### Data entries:
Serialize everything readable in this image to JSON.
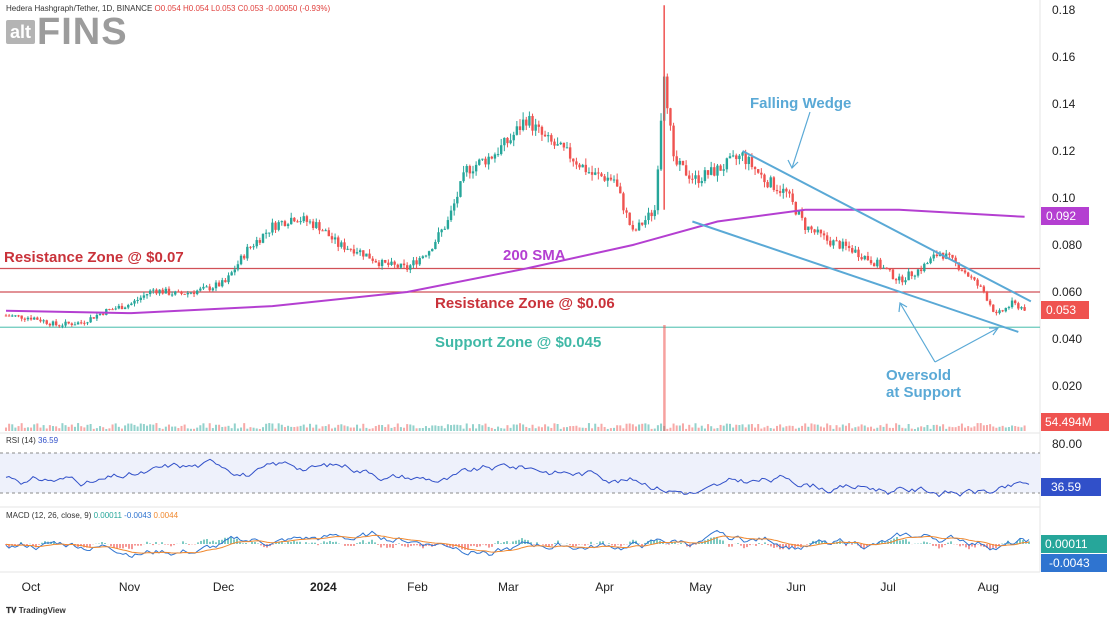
{
  "header": {
    "symbol_line": "Hedera Hashgraph/Tether, 1D, BINANCE",
    "ohlc": "O0.054 H0.054 L0.053 C0.053 -0.00050 (-0.93%)"
  },
  "logo": {
    "alt": "alt",
    "fins": "FINS"
  },
  "price_axis": {
    "ticks": [
      "0.18",
      "0.16",
      "0.14",
      "0.12",
      "0.10",
      "0.080",
      "0.060",
      "0.040",
      "0.020"
    ],
    "sma_badge": "0.092",
    "price_badge": "0.053",
    "volume_badge": "54.494M"
  },
  "annotations": {
    "falling_wedge": "Falling Wedge",
    "resistance_007": "Resistance Zone @ $0.07",
    "sma_label": "200 SMA",
    "resistance_006": "Resistance Zone @ $0.06",
    "support_0045": "Support Zone @ $0.045",
    "oversold_line1": "Oversold",
    "oversold_line2": "at Support"
  },
  "rsi": {
    "title": "RSI (14)",
    "value_text": "36.59",
    "axis_tick": "80.00",
    "badge": "36.59"
  },
  "macd": {
    "title": "MACD (12, 26, close, 9)",
    "v1": "0.00011",
    "v2": "-0.0043",
    "v3": "0.0044",
    "badge_hist": "0.00011",
    "badge_macd": "-0.0043"
  },
  "time_axis": [
    "Oct",
    "Nov",
    "Dec",
    "2024",
    "Feb",
    "Mar",
    "Apr",
    "May",
    "Jun",
    "Jul",
    "Aug"
  ],
  "footer": {
    "brand": "TradingView"
  },
  "colors": {
    "up": "#26a69a",
    "down": "#ef5350",
    "sma": "#b43fd1",
    "resistance": "#c9323a",
    "support": "#4fc0b0",
    "wedge": "#5aa9d6",
    "rsi": "#3150c9",
    "macd_line": "#2f74d0",
    "signal_line": "#f0882e"
  },
  "chart_data": {
    "type": "candlestick",
    "pair": "HBAR/USDT",
    "interval": "1D",
    "y_ticks": [
      0.02,
      0.04,
      0.06,
      0.08,
      0.1,
      0.12,
      0.14,
      0.16,
      0.18
    ],
    "price_series": [
      {
        "date": "2023-09-26",
        "price": 0.05
      },
      {
        "date": "2023-10-05",
        "price": 0.049
      },
      {
        "date": "2023-10-12",
        "price": 0.046
      },
      {
        "date": "2023-10-20",
        "price": 0.047
      },
      {
        "date": "2023-10-28",
        "price": 0.052
      },
      {
        "date": "2023-11-05",
        "price": 0.055
      },
      {
        "date": "2023-11-12",
        "price": 0.061
      },
      {
        "date": "2023-11-20",
        "price": 0.059
      },
      {
        "date": "2023-11-28",
        "price": 0.061
      },
      {
        "date": "2023-12-05",
        "price": 0.064
      },
      {
        "date": "2023-12-12",
        "price": 0.078
      },
      {
        "date": "2023-12-20",
        "price": 0.088
      },
      {
        "date": "2023-12-27",
        "price": 0.092
      },
      {
        "date": "2024-01-04",
        "price": 0.088
      },
      {
        "date": "2024-01-10",
        "price": 0.08
      },
      {
        "date": "2024-01-16",
        "price": 0.078
      },
      {
        "date": "2024-01-24",
        "price": 0.072
      },
      {
        "date": "2024-02-01",
        "price": 0.07
      },
      {
        "date": "2024-02-08",
        "price": 0.078
      },
      {
        "date": "2024-02-14",
        "price": 0.09
      },
      {
        "date": "2024-02-20",
        "price": 0.112
      },
      {
        "date": "2024-02-28",
        "price": 0.118
      },
      {
        "date": "2024-03-05",
        "price": 0.125
      },
      {
        "date": "2024-03-10",
        "price": 0.134
      },
      {
        "date": "2024-03-16",
        "price": 0.125
      },
      {
        "date": "2024-03-24",
        "price": 0.118
      },
      {
        "date": "2024-03-31",
        "price": 0.11
      },
      {
        "date": "2024-04-07",
        "price": 0.108
      },
      {
        "date": "2024-04-13",
        "price": 0.085
      },
      {
        "date": "2024-04-20",
        "price": 0.095
      },
      {
        "date": "2024-04-23",
        "price": 0.155
      },
      {
        "date": "2024-04-26",
        "price": 0.115
      },
      {
        "date": "2024-05-03",
        "price": 0.108
      },
      {
        "date": "2024-05-10",
        "price": 0.112
      },
      {
        "date": "2024-05-18",
        "price": 0.118
      },
      {
        "date": "2024-05-25",
        "price": 0.108
      },
      {
        "date": "2024-06-01",
        "price": 0.102
      },
      {
        "date": "2024-06-07",
        "price": 0.088
      },
      {
        "date": "2024-06-14",
        "price": 0.082
      },
      {
        "date": "2024-06-22",
        "price": 0.078
      },
      {
        "date": "2024-06-30",
        "price": 0.072
      },
      {
        "date": "2024-07-07",
        "price": 0.065
      },
      {
        "date": "2024-07-14",
        "price": 0.07
      },
      {
        "date": "2024-07-20",
        "price": 0.077
      },
      {
        "date": "2024-07-27",
        "price": 0.07
      },
      {
        "date": "2024-08-03",
        "price": 0.06
      },
      {
        "date": "2024-08-07",
        "price": 0.05
      },
      {
        "date": "2024-08-12",
        "price": 0.055
      },
      {
        "date": "2024-08-16",
        "price": 0.053
      }
    ],
    "sma200_series": [
      {
        "date": "2023-09-26",
        "value": 0.052
      },
      {
        "date": "2023-11-05",
        "value": 0.051
      },
      {
        "date": "2023-12-20",
        "value": 0.054
      },
      {
        "date": "2024-02-01",
        "value": 0.06
      },
      {
        "date": "2024-03-10",
        "value": 0.07
      },
      {
        "date": "2024-04-13",
        "value": 0.08
      },
      {
        "date": "2024-05-10",
        "value": 0.09
      },
      {
        "date": "2024-06-07",
        "value": 0.095
      },
      {
        "date": "2024-07-07",
        "value": 0.095
      },
      {
        "date": "2024-08-16",
        "value": 0.092
      }
    ],
    "horizontal_levels": [
      {
        "label": "Resistance Zone @ $0.07",
        "price": 0.07
      },
      {
        "label": "Resistance Zone @ $0.06",
        "price": 0.06
      },
      {
        "label": "Support Zone @ $0.045",
        "price": 0.045
      }
    ],
    "wedge_lines": [
      {
        "from": {
          "date": "2024-05-18",
          "price": 0.12
        },
        "to": {
          "date": "2024-08-18",
          "price": 0.056
        }
      },
      {
        "from": {
          "date": "2024-05-02",
          "price": 0.09
        },
        "to": {
          "date": "2024-08-14",
          "price": 0.043
        }
      }
    ],
    "last_price": 0.053,
    "sma200_last": 0.092,
    "volume_last": "54.494M",
    "rsi_last": 36.59,
    "macd_last": {
      "histogram": 0.00011,
      "macd": -0.0043,
      "signal": 0.0044
    }
  }
}
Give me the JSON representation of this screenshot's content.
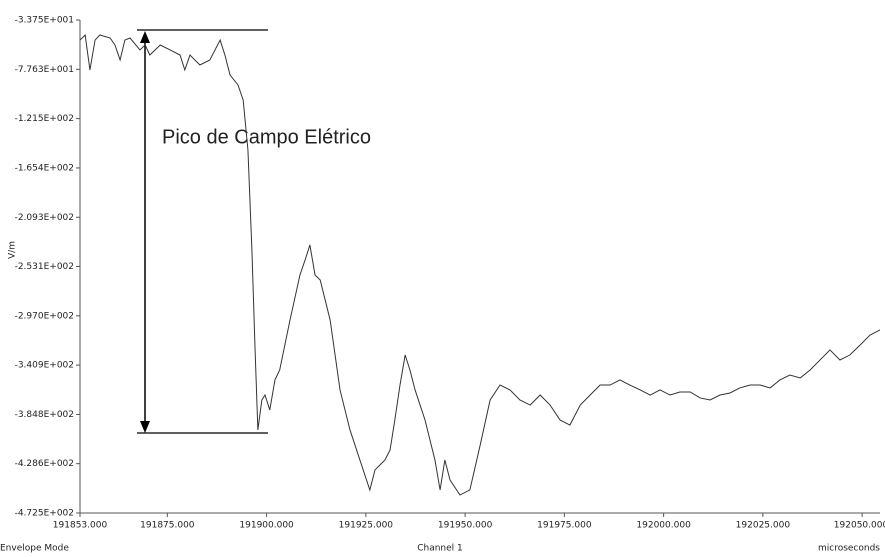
{
  "chart_data": {
    "type": "line",
    "y_label": "V/m",
    "x_label": "Channel 1",
    "x_unit": "microseconds",
    "mode": "Envelope Mode",
    "annotation": "Pico de Campo Elétrico",
    "xlim": [
      191853,
      192054.5
    ],
    "ylim": [
      -33.75,
      -472.5
    ],
    "xticks": [
      {
        "value": 191853,
        "label": "191853.000"
      },
      {
        "value": 191875,
        "label": "191875.000"
      },
      {
        "value": 191900,
        "label": "191900.000"
      },
      {
        "value": 191925,
        "label": "191925.000"
      },
      {
        "value": 191950,
        "label": "191950.000"
      },
      {
        "value": 191975,
        "label": "191975.000"
      },
      {
        "value": 192000,
        "label": "192000.000"
      },
      {
        "value": 192025,
        "label": "192025.000"
      },
      {
        "value": 192050,
        "label": "192050.000"
      }
    ],
    "yticks": [
      {
        "value": -33.75,
        "label": "-3.375E+001"
      },
      {
        "value": -77.63,
        "label": "-7.763E+001"
      },
      {
        "value": -121.5,
        "label": "-1.215E+002"
      },
      {
        "value": -165.4,
        "label": "-1.654E+002"
      },
      {
        "value": -209.3,
        "label": "-2.093E+002"
      },
      {
        "value": -253.1,
        "label": "-2.531E+002"
      },
      {
        "value": -297.0,
        "label": "-2.970E+002"
      },
      {
        "value": -340.9,
        "label": "-3.409E+002"
      },
      {
        "value": -384.8,
        "label": "-3.848E+002"
      },
      {
        "value": -428.6,
        "label": "-4.286E+002"
      },
      {
        "value": -472.5,
        "label": "-4.725E+002"
      }
    ],
    "color": "#333333",
    "x": [
      191853.0,
      191854.3,
      191855.5,
      191856.8,
      191858.0,
      191860.6,
      191861.8,
      191863.1,
      191864.3,
      191865.6,
      191868.1,
      191869.4,
      191870.6,
      191873.2,
      191875.7,
      191878.2,
      191879.4,
      191880.7,
      191883.2,
      191885.7,
      191888.3,
      191889.5,
      191890.8,
      191892.8,
      191894.1,
      191895.3,
      191896.3,
      191897.1,
      191897.8,
      191898.8,
      191899.6,
      191900.8,
      191902.1,
      191903.3,
      191905.9,
      191908.4,
      191909.7,
      191910.9,
      191912.2,
      191913.5,
      191916.0,
      191918.5,
      191921.0,
      191923.5,
      191926.0,
      191927.3,
      191929.8,
      191931.1,
      191932.3,
      191933.6,
      191934.9,
      191936.1,
      191937.4,
      191939.9,
      191942.4,
      191943.7,
      191944.9,
      191946.2,
      191948.7,
      191951.2,
      191953.8,
      191956.3,
      191958.8,
      191961.3,
      191963.8,
      191966.4,
      191968.9,
      191971.4,
      191973.9,
      191976.4,
      191979.0,
      191981.5,
      191984.0,
      191986.5,
      191989.0,
      191991.5,
      191994.1,
      191996.6,
      191999.1,
      192001.6,
      192004.1,
      192006.7,
      192009.2,
      192011.7,
      192014.2,
      192016.7,
      192019.2,
      192021.8,
      192024.3,
      192026.8,
      192029.3,
      192031.8,
      192034.4,
      192036.9,
      192039.4,
      192041.9,
      192044.4,
      192046.9,
      192049.5,
      192052.0,
      192054.5
    ],
    "values": [
      -51.6,
      -47.1,
      -78.2,
      -51.6,
      -47.1,
      -49.8,
      -56.0,
      -69.3,
      -51.6,
      -49.8,
      -60.4,
      -56.0,
      -64.9,
      -56.0,
      -60.4,
      -64.9,
      -78.2,
      -64.9,
      -73.8,
      -69.3,
      -51.6,
      -64.9,
      -82.7,
      -91.6,
      -105.0,
      -149.5,
      -238.4,
      -327.4,
      -398.6,
      -371.9,
      -367.5,
      -380.8,
      -354.1,
      -345.2,
      -300.7,
      -260.7,
      -247.3,
      -234.0,
      -260.7,
      -265.1,
      -300.7,
      -363.0,
      -398.6,
      -425.3,
      -452.0,
      -434.2,
      -425.3,
      -416.4,
      -389.7,
      -358.6,
      -331.9,
      -345.2,
      -363.0,
      -389.7,
      -425.3,
      -452.0,
      -425.3,
      -443.1,
      -456.5,
      -452.0,
      -412.0,
      -371.9,
      -358.6,
      -363.0,
      -371.9,
      -376.4,
      -367.5,
      -376.4,
      -389.7,
      -394.2,
      -376.4,
      -367.5,
      -358.6,
      -358.6,
      -354.1,
      -358.6,
      -363.0,
      -367.5,
      -363.0,
      -367.5,
      -364.8,
      -364.8,
      -370.1,
      -371.9,
      -367.5,
      -365.7,
      -361.2,
      -358.6,
      -358.6,
      -361.2,
      -354.1,
      -349.7,
      -352.3,
      -345.2,
      -336.3,
      -327.4,
      -336.3,
      -331.9,
      -323.0,
      -314.1,
      -309.6
    ]
  }
}
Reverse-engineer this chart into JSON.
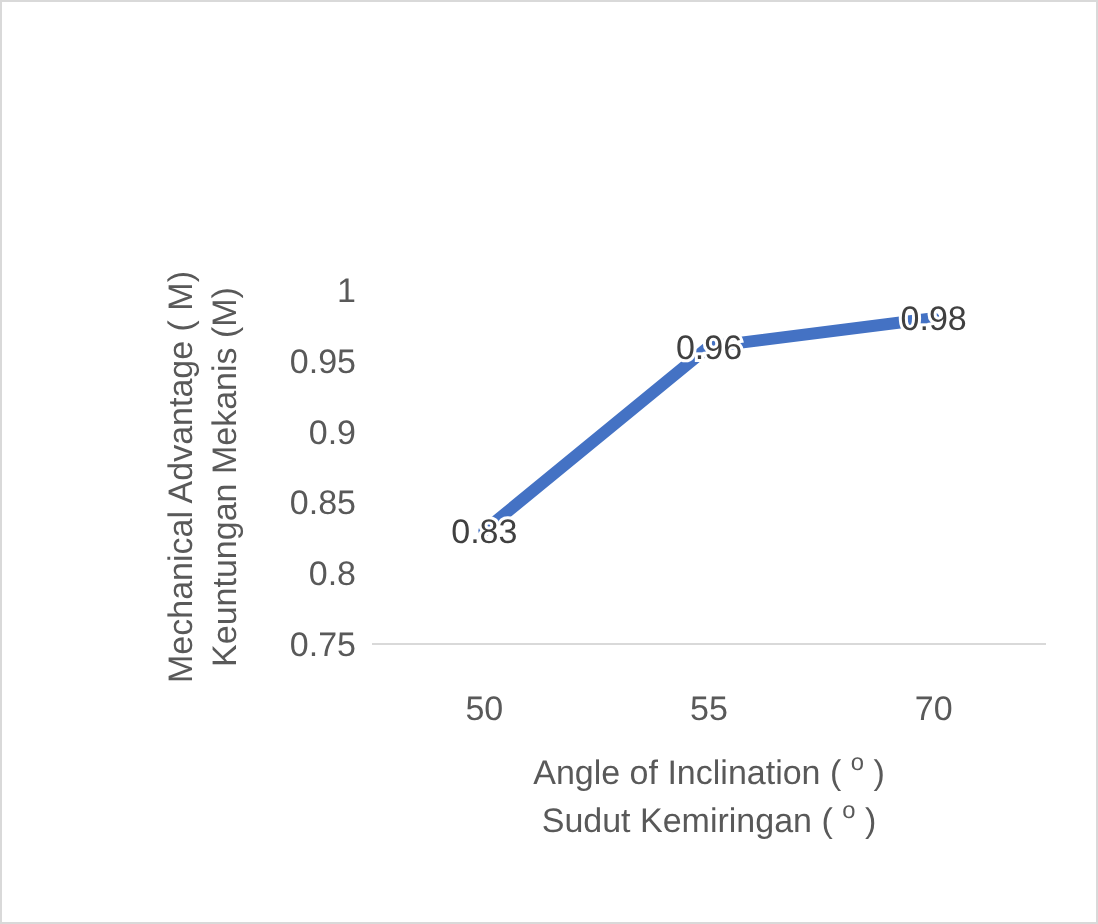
{
  "chart_data": {
    "type": "line",
    "xlabel": "Angle of Inclination ( $^{o}$ )\nSudut Kemiringan ( $^{o}$ )",
    "ylabel": "Mechanical Advantage ( M)\nKeuntungan Mekanis (M)",
    "categories": [
      "50",
      "55",
      "70"
    ],
    "series": [
      {
        "color": "#4472c4",
        "values": [
          0.83,
          0.96,
          0.98
        ]
      }
    ],
    "ylim": [
      0.75,
      1
    ],
    "yticks": [
      0.75,
      0.8,
      0.85,
      0.9,
      0.95,
      1
    ],
    "grid": false,
    "data_labels": true,
    "marker": "none",
    "line_style": "solid"
  }
}
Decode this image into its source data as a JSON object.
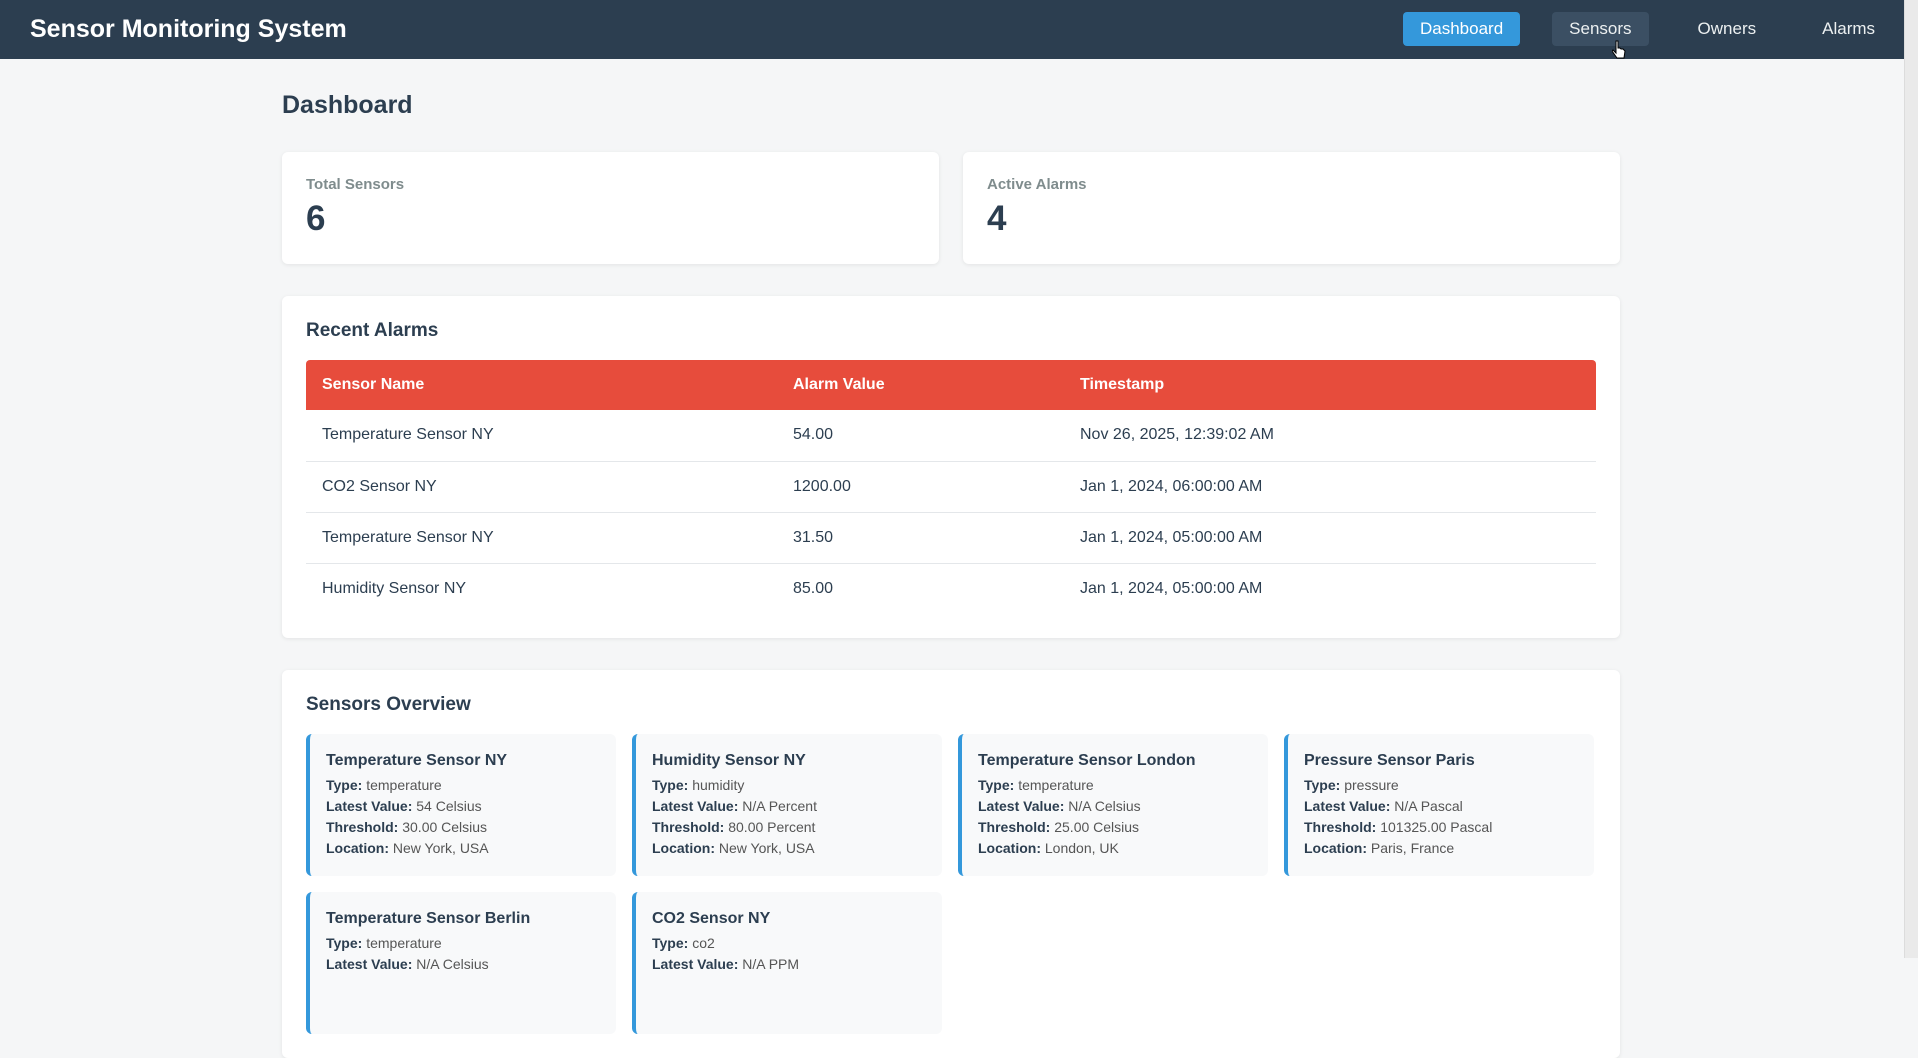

### TASK DESCRIPTION:
Your answer should be one number: the count of lines in the data above that include the word "into".

### WRITTEN RESPONSE:
2